Material —
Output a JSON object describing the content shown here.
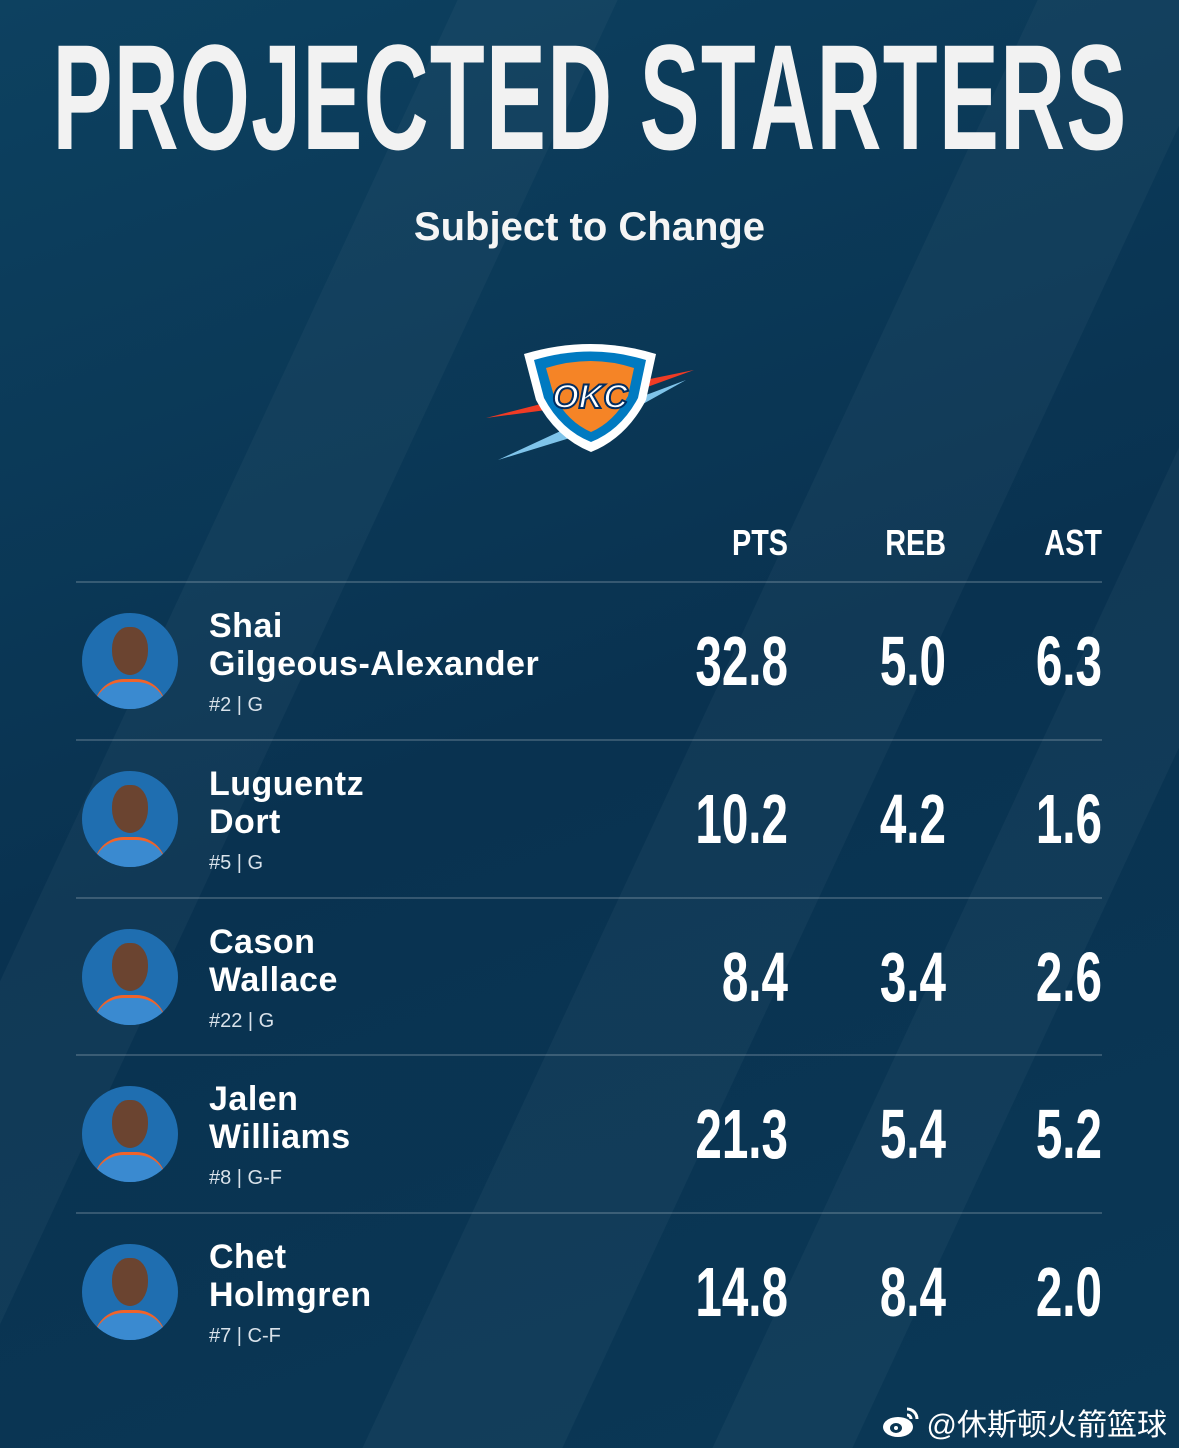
{
  "title": "PROJECTED STARTERS",
  "subtitle": "Subject to Change",
  "logo_text": "OKC",
  "headers": [
    "PTS",
    "REB",
    "AST"
  ],
  "players": [
    {
      "first": "Shai",
      "last": "Gilgeous-Alexander",
      "meta": "#2 | G",
      "pts": "32.8",
      "reb": "5.0",
      "ast": "6.3"
    },
    {
      "first": "Luguentz",
      "last": "Dort",
      "meta": "#5 | G",
      "pts": "10.2",
      "reb": "4.2",
      "ast": "1.6"
    },
    {
      "first": "Cason",
      "last": "Wallace",
      "meta": "#22 | G",
      "pts": "8.4",
      "reb": "3.4",
      "ast": "2.6"
    },
    {
      "first": "Jalen",
      "last": "Williams",
      "meta": "#8 | G-F",
      "pts": "21.3",
      "reb": "5.4",
      "ast": "5.2"
    },
    {
      "first": "Chet",
      "last": "Holmgren",
      "meta": "#7 | C-F",
      "pts": "14.8",
      "reb": "8.4",
      "ast": "2.0"
    }
  ],
  "watermark": "@休斯顿火箭篮球",
  "colors": {
    "background": "#0a3652",
    "okc_blue": "#007ac1",
    "okc_orange": "#ef3b24"
  }
}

Task prompt — Search the entries for the word "first", then gather every line that has it.

Complete response —
      "first": "Shai",
      "first": "Luguentz",
      "first": "Cason",
      "first": "Jalen",
      "first": "Chet",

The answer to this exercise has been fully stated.